_REQUIRED TASK_
Search the records for the word "structured" and pick out every line that has it.

Data entries:
-------------------------

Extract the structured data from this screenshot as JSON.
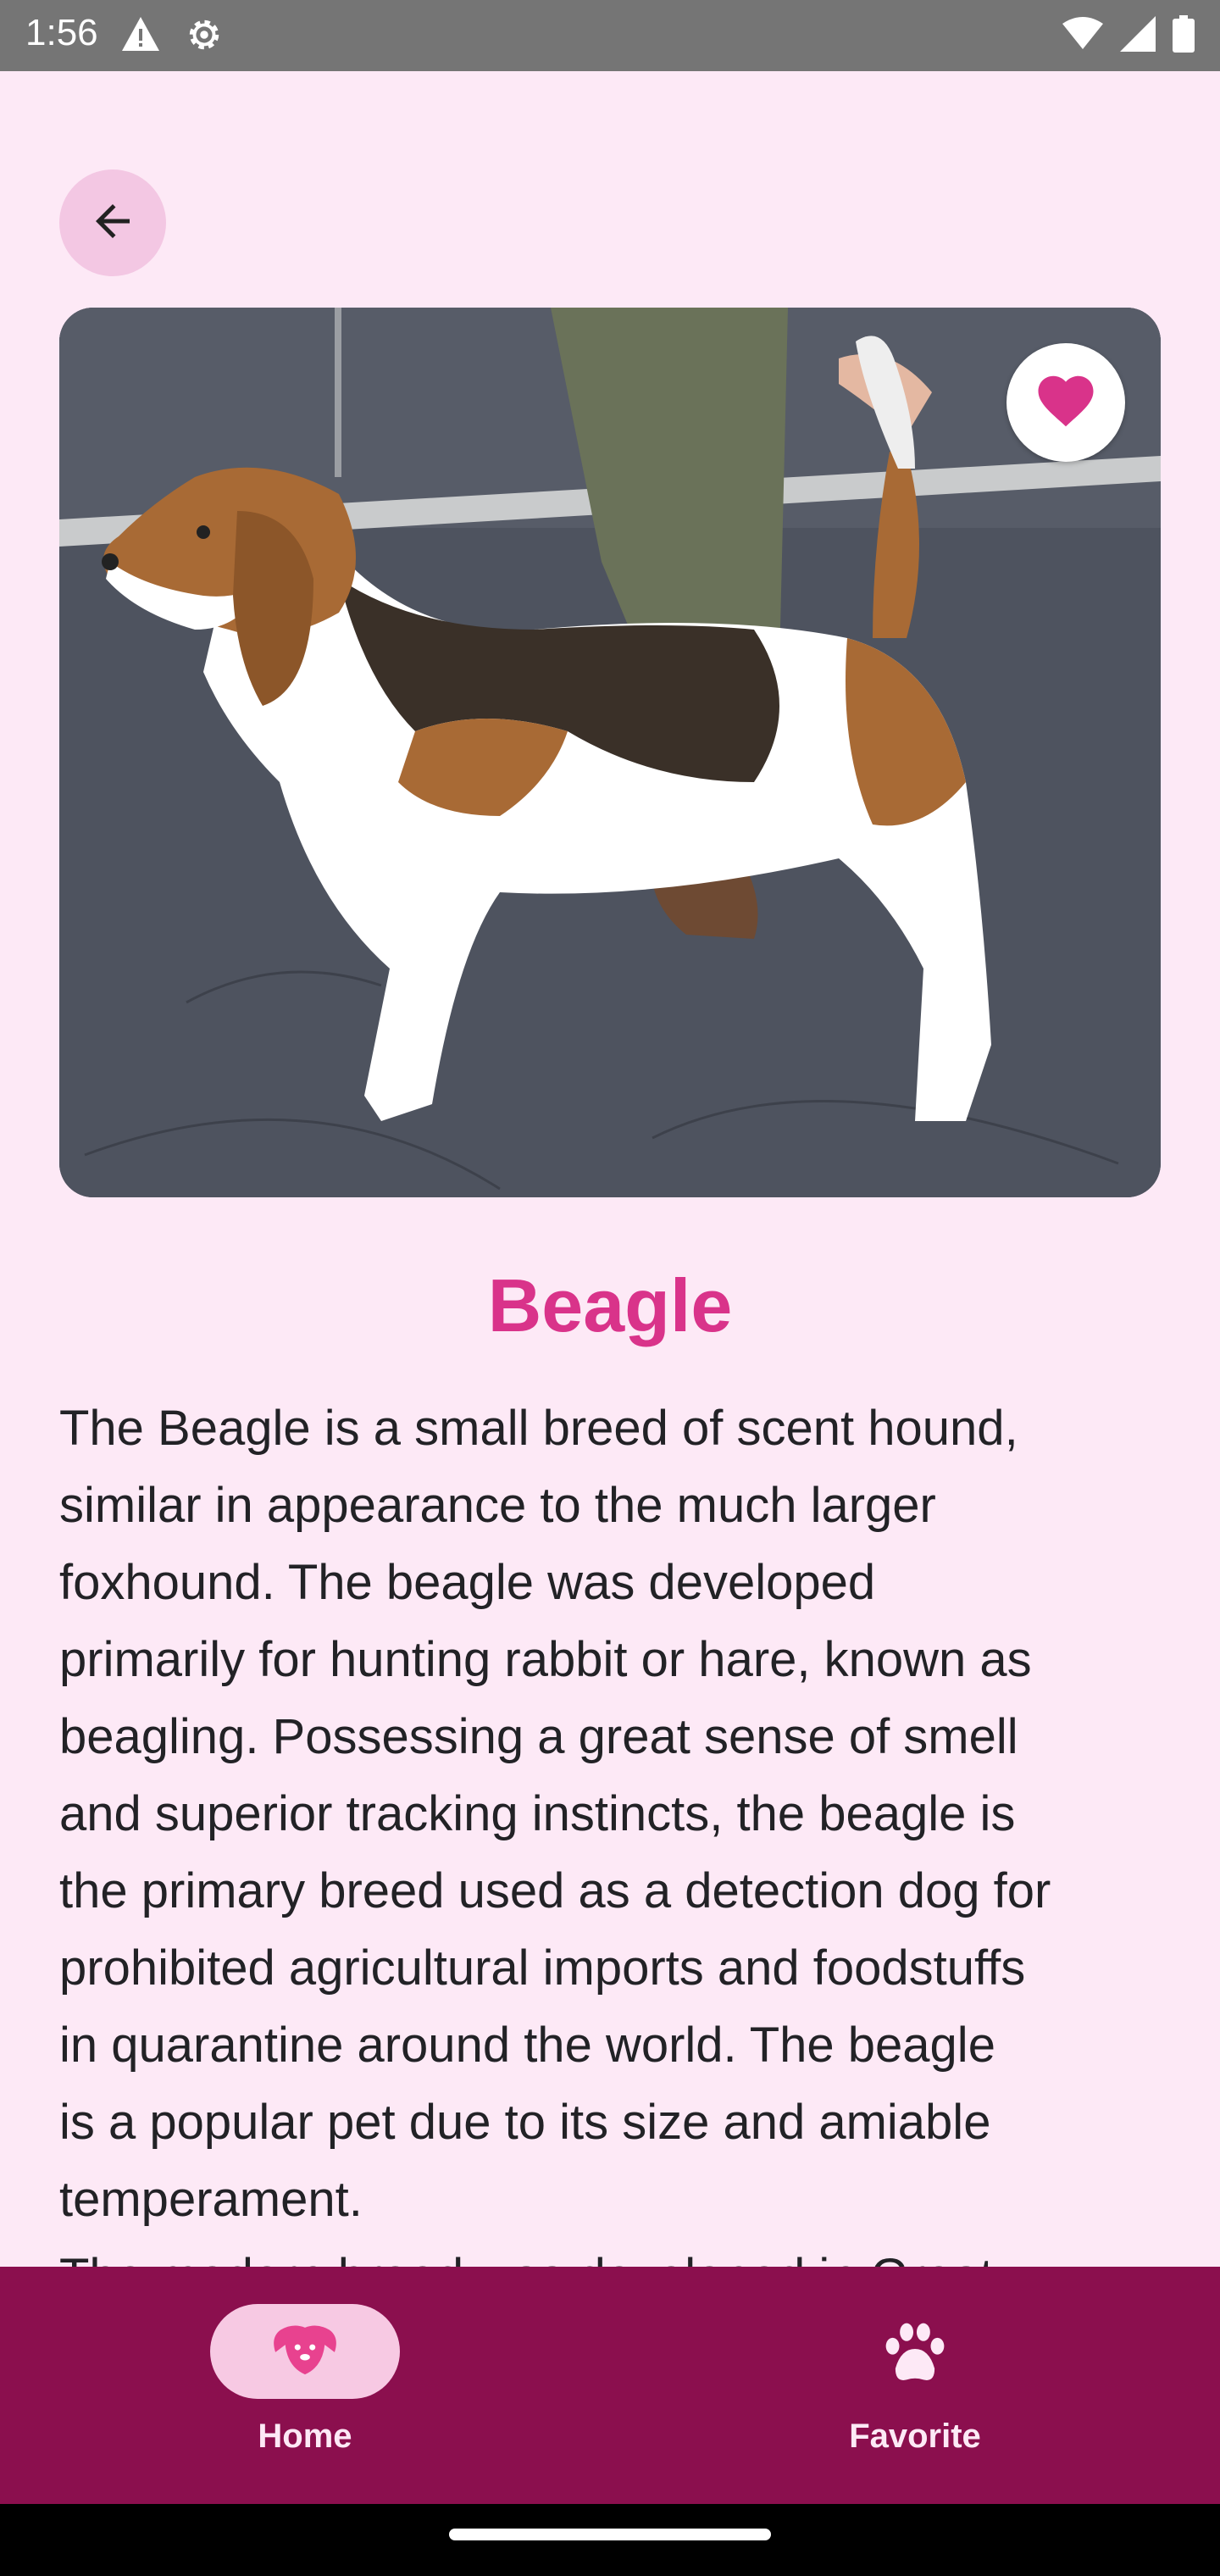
{
  "status_bar": {
    "time": "1:56",
    "icons": [
      "warning-icon",
      "settings-icon",
      "wifi-icon",
      "signal-icon",
      "battery-icon"
    ]
  },
  "header": {
    "back_icon": "arrow-back-icon"
  },
  "hero": {
    "image_subject": "beagle-photo",
    "favorite_icon": "heart-icon",
    "favorite_active": true
  },
  "breed": {
    "name": "Beagle",
    "description": "The Beagle is a small breed of scent hound,\nsimilar in appearance to the much larger\nfoxhound. The beagle was developed\nprimarily for hunting rabbit or hare, known as\nbeagling. Possessing a great sense of smell\nand superior tracking instincts, the beagle is\nthe primary breed used as a detection dog for\nprohibited agricultural imports and foodstuffs\nin quarantine around the world. The beagle\nis a popular pet due to its size and amiable\ntemperament.\nThe modern breed was developed in Great"
  },
  "bottom_nav": {
    "items": [
      {
        "label": "Home",
        "icon": "dog-face-icon",
        "selected": true
      },
      {
        "label": "Favorite",
        "icon": "paw-icon",
        "selected": false
      }
    ]
  },
  "colors": {
    "background": "#fde9f6",
    "accent": "#d9338a",
    "nav_background": "#8b0f4e",
    "nav_indicator": "#f7c9e3",
    "back_button": "#f3c7e3"
  }
}
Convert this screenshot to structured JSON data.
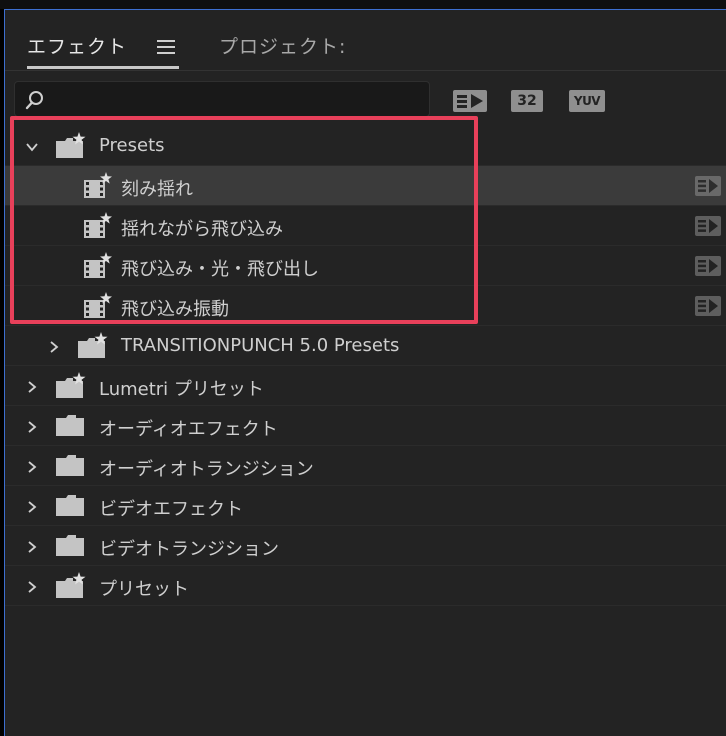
{
  "panel": {
    "tabs": [
      {
        "label": "エフェクト",
        "active": true
      },
      {
        "label": "プロジェクト:",
        "active": false
      }
    ]
  },
  "search": {
    "value": "",
    "placeholder": ""
  },
  "toolbar": {
    "accelerated_icon": "accelerated-effects-icon",
    "bit32_label": "32",
    "yuv_label": "YUV"
  },
  "tree": [
    {
      "label": "Presets",
      "indent": 0,
      "expanded": true,
      "icon": "preset-folder-icon"
    },
    {
      "label": "刻み揺れ",
      "indent": 1,
      "icon": "preset-clip-icon",
      "selected": true,
      "accelerated": true
    },
    {
      "label": "揺れながら飛び込み",
      "indent": 1,
      "icon": "preset-clip-icon",
      "accelerated": true
    },
    {
      "label": "飛び込み・光・飛び出し",
      "indent": 1,
      "icon": "preset-clip-icon",
      "accelerated": true
    },
    {
      "label": "飛び込み振動",
      "indent": 1,
      "icon": "preset-clip-icon",
      "accelerated": true
    },
    {
      "label": "TRANSITIONPUNCH 5.0 Presets",
      "indent": 1,
      "expanded": false,
      "icon": "preset-folder-icon"
    },
    {
      "label": "Lumetri プリセット",
      "indent": 0,
      "expanded": false,
      "icon": "preset-folder-icon"
    },
    {
      "label": "オーディオエフェクト",
      "indent": 0,
      "expanded": false,
      "icon": "folder-icon"
    },
    {
      "label": "オーディオトランジション",
      "indent": 0,
      "expanded": false,
      "icon": "folder-icon"
    },
    {
      "label": "ビデオエフェクト",
      "indent": 0,
      "expanded": false,
      "icon": "folder-icon"
    },
    {
      "label": "ビデオトランジション",
      "indent": 0,
      "expanded": false,
      "icon": "folder-icon"
    },
    {
      "label": "プリセット",
      "indent": 0,
      "expanded": false,
      "icon": "preset-folder-icon"
    }
  ],
  "colors": {
    "panel_bg": "#232323",
    "selected_row": "#3b3b3b",
    "highlight_border": "#e8405a",
    "text": "#cfcfcf",
    "focus_border": "#3d6fd0"
  }
}
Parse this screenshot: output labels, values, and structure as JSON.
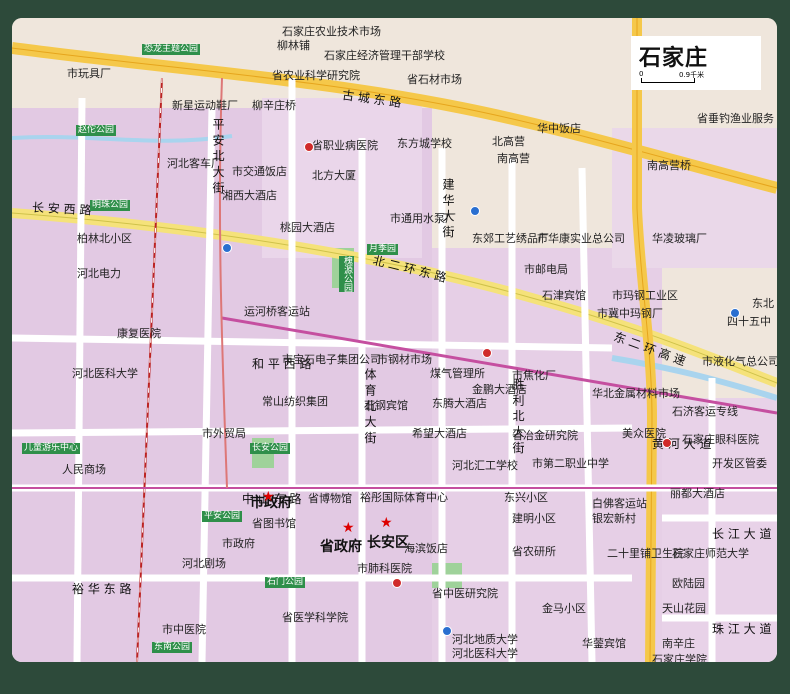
{
  "map_title": "石家庄",
  "scale": {
    "left": "0",
    "right": "0.9千米"
  },
  "roads": [
    {
      "id": "r1",
      "text": "古 城 东 路"
    },
    {
      "id": "r2",
      "text": "长 安 西 路"
    },
    {
      "id": "r3",
      "text": "和 平 西 路"
    },
    {
      "id": "r4",
      "text": "北 二 环 东 路"
    },
    {
      "id": "r5",
      "text": "建 华 大 街"
    },
    {
      "id": "r6",
      "text": "中 山 东 路"
    },
    {
      "id": "r7",
      "text": "体 育 北 大 街"
    },
    {
      "id": "r8",
      "text": "胜 利 北 大 街"
    },
    {
      "id": "r9",
      "text": "东 二 环 高 速"
    },
    {
      "id": "r10",
      "text": "裕 华 东 路"
    },
    {
      "id": "r11",
      "text": "平 安 北 大 街"
    },
    {
      "id": "r12",
      "text": "长 江 大 道"
    },
    {
      "id": "r13",
      "text": "黄 河 大 道"
    },
    {
      "id": "r14",
      "text": "珠 江 大 道"
    }
  ],
  "big_labels": [
    {
      "id": "b1",
      "text": "市政府"
    },
    {
      "id": "b2",
      "text": "省政府"
    },
    {
      "id": "b3",
      "text": "长安区"
    }
  ],
  "parks": [
    {
      "id": "p1",
      "text": "恐龙主题公园"
    },
    {
      "id": "p2",
      "text": "赵佗公园"
    },
    {
      "id": "p3",
      "text": "明珠公园"
    },
    {
      "id": "p4",
      "text": "槐源公园"
    },
    {
      "id": "p5",
      "text": "月季园"
    },
    {
      "id": "p6",
      "text": "长安公园"
    },
    {
      "id": "p7",
      "text": "平安公园"
    },
    {
      "id": "p8",
      "text": "石门公园"
    },
    {
      "id": "p9",
      "text": "东南公园"
    },
    {
      "id": "p10",
      "text": "儿童游乐中心"
    }
  ],
  "places": [
    {
      "id": "l1",
      "text": "石家庄农业技术市场"
    },
    {
      "id": "l2",
      "text": "石家庄经济管理干部学校"
    },
    {
      "id": "l3",
      "text": "省农业科学研究院"
    },
    {
      "id": "l4",
      "text": "省石材市场"
    },
    {
      "id": "l5",
      "text": "柳林铺"
    },
    {
      "id": "l6",
      "text": "市玩具厂"
    },
    {
      "id": "l7",
      "text": "新星运动鞋厂"
    },
    {
      "id": "l8",
      "text": "柳辛庄桥"
    },
    {
      "id": "l9",
      "text": "华中饭店"
    },
    {
      "id": "l10",
      "text": "省垂钓渔业服务"
    },
    {
      "id": "l11",
      "text": "南高营桥"
    },
    {
      "id": "l12",
      "text": "东方城学校"
    },
    {
      "id": "l13",
      "text": "北高营"
    },
    {
      "id": "l14",
      "text": "南高营"
    },
    {
      "id": "l15",
      "text": "省职业病医院"
    },
    {
      "id": "l16",
      "text": "市交通饭店"
    },
    {
      "id": "l17",
      "text": "北方大厦"
    },
    {
      "id": "l18",
      "text": "河北客车厂"
    },
    {
      "id": "l19",
      "text": "湘西大酒店"
    },
    {
      "id": "l20",
      "text": "桃园大酒店"
    },
    {
      "id": "l21",
      "text": "市通用水泵厂"
    },
    {
      "id": "l22",
      "text": "柏林北小区"
    },
    {
      "id": "l23",
      "text": "河北电力"
    },
    {
      "id": "l24",
      "text": "市邮电局"
    },
    {
      "id": "l25",
      "text": "东郊工艺绣品厂"
    },
    {
      "id": "l26",
      "text": "市华康实业总公司"
    },
    {
      "id": "l27",
      "text": "华凌玻璃厂"
    },
    {
      "id": "l28",
      "text": "市玛钢工业区"
    },
    {
      "id": "l29",
      "text": "石津宾馆"
    },
    {
      "id": "l30",
      "text": "市冀中玛钢厂"
    },
    {
      "id": "l31",
      "text": "四十五中"
    },
    {
      "id": "l32",
      "text": "东北"
    },
    {
      "id": "l33",
      "text": "市液化气总公司"
    },
    {
      "id": "l34",
      "text": "运河桥客运站"
    },
    {
      "id": "l35",
      "text": "康复医院"
    },
    {
      "id": "l36",
      "text": "市宝石电子集团公司"
    },
    {
      "id": "l37",
      "text": "市钢材市场"
    },
    {
      "id": "l38",
      "text": "煤气管理所"
    },
    {
      "id": "l39",
      "text": "市焦化厂"
    },
    {
      "id": "l40",
      "text": "华北金属材料市场"
    },
    {
      "id": "l41",
      "text": "常山纺织集团"
    },
    {
      "id": "l42",
      "text": "石钢宾馆"
    },
    {
      "id": "l43",
      "text": "东腾大酒店"
    },
    {
      "id": "l44",
      "text": "金鹏大酒店"
    },
    {
      "id": "l45",
      "text": "省冶金研究院"
    },
    {
      "id": "l46",
      "text": "美众医院"
    },
    {
      "id": "l47",
      "text": "石家庄眼科医院"
    },
    {
      "id": "l48",
      "text": "石济客运专线"
    },
    {
      "id": "l49",
      "text": "河北医科大学"
    },
    {
      "id": "l50",
      "text": "市外贸局"
    },
    {
      "id": "l51",
      "text": "希望大酒店"
    },
    {
      "id": "l52",
      "text": "河北汇工学校"
    },
    {
      "id": "l53",
      "text": "市第二职业中学"
    },
    {
      "id": "l54",
      "text": "人民商场"
    },
    {
      "id": "l55",
      "text": "省博物馆"
    },
    {
      "id": "l56",
      "text": "裕彤国际体育中心"
    },
    {
      "id": "l57",
      "text": "东兴小区"
    },
    {
      "id": "l58",
      "text": "建明小区"
    },
    {
      "id": "l59",
      "text": "银宏新村"
    },
    {
      "id": "l60",
      "text": "白佛客运站"
    },
    {
      "id": "l61",
      "text": "丽都大酒店"
    },
    {
      "id": "l62",
      "text": "开发区管委"
    },
    {
      "id": "l63",
      "text": "省图书馆"
    },
    {
      "id": "l64",
      "text": "河北剧场"
    },
    {
      "id": "l65",
      "text": "海滨饭店"
    },
    {
      "id": "l66",
      "text": "省农研所"
    },
    {
      "id": "l67",
      "text": "二十里铺卫生院"
    },
    {
      "id": "l68",
      "text": "石家庄师范大学"
    },
    {
      "id": "l69",
      "text": "市肺科医院"
    },
    {
      "id": "l70",
      "text": "省中医研究院"
    },
    {
      "id": "l71",
      "text": "金马小区"
    },
    {
      "id": "l72",
      "text": "天山花园"
    },
    {
      "id": "l73",
      "text": "欧陆园"
    },
    {
      "id": "l74",
      "text": "省医学科学院"
    },
    {
      "id": "l75",
      "text": "河北地质大学"
    },
    {
      "id": "l76",
      "text": "河北医科大学"
    },
    {
      "id": "l77",
      "text": "华蓥宾馆"
    },
    {
      "id": "l78",
      "text": "南辛庄"
    },
    {
      "id": "l79",
      "text": "石家庄学院"
    },
    {
      "id": "l80",
      "text": "市中医院"
    },
    {
      "id": "l81",
      "text": "市政府"
    }
  ]
}
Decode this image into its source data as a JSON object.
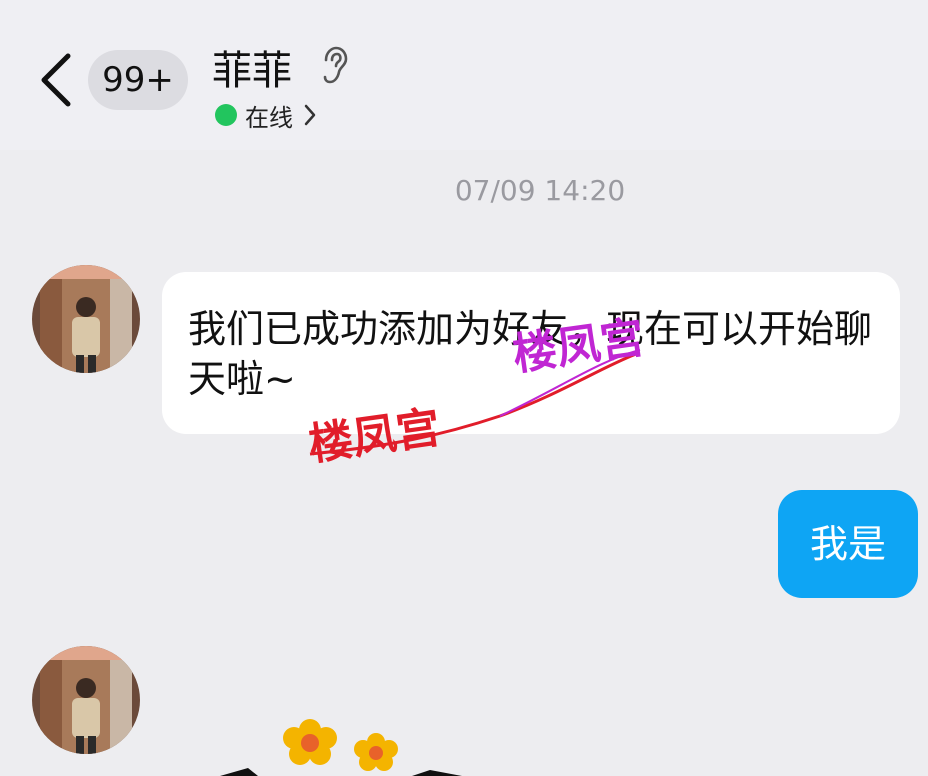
{
  "header": {
    "badge_count": "99+",
    "contact_name": "菲菲",
    "status_text": "在线",
    "status_color": "#22c55e",
    "icons": [
      "chevron-left-icon",
      "ear-icon",
      "chevron-right-icon"
    ]
  },
  "chat": {
    "timestamp": "07/09 14:20",
    "messages": [
      {
        "side": "left",
        "text": "我们已成功添加为好友，现在可以开始聊天啦~"
      },
      {
        "side": "right",
        "text": "我是"
      }
    ]
  },
  "watermark": {
    "text1": "楼凤宫",
    "text2": "楼凤宫",
    "colors": [
      "#e11d2a",
      "#c026d3"
    ]
  },
  "colors": {
    "page_bg": "#ededf0",
    "outgoing_bubble": "#0ea5f4",
    "incoming_bubble": "#ffffff"
  }
}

-------------------------

_TASK RESPONSE_
Extract the structured data from this screenshot as JSON.
Convert this screenshot to structured JSON data.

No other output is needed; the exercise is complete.